DATASET CONTENT:
▬▬▬

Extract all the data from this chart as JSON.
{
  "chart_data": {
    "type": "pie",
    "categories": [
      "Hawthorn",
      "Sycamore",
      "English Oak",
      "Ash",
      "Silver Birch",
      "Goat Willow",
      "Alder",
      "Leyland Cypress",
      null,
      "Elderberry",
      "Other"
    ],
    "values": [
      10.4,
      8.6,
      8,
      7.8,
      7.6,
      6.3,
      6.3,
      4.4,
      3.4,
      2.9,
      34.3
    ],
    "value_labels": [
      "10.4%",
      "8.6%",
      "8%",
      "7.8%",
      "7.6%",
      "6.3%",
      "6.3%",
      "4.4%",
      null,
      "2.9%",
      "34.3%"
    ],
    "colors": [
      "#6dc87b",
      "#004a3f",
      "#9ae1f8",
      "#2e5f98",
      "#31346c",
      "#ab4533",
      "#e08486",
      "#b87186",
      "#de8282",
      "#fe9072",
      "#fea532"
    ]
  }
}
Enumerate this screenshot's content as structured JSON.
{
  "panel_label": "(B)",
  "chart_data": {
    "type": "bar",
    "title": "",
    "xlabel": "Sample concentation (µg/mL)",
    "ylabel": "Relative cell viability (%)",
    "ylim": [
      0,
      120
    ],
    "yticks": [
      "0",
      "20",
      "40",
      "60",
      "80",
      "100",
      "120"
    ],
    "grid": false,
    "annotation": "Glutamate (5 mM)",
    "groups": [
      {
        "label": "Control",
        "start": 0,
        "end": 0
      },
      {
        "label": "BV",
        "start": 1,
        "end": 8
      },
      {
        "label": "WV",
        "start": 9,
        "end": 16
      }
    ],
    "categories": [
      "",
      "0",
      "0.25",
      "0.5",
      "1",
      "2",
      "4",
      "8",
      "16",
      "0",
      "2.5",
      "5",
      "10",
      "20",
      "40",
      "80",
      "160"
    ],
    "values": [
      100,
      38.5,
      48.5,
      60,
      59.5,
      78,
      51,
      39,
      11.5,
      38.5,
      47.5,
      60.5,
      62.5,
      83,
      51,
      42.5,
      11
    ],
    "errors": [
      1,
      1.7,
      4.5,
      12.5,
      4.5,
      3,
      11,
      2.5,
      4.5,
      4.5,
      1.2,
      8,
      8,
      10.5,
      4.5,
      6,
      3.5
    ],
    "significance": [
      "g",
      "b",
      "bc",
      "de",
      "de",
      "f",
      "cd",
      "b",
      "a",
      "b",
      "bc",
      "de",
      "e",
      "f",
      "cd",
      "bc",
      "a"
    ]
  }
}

▬▬▬

Pick out every line holding the string "JSON" and return it.

SOLUTION FOR THIS TASK:
Extract all the data from this chart as JSON.
Enumerate this screenshot's content as structured JSON.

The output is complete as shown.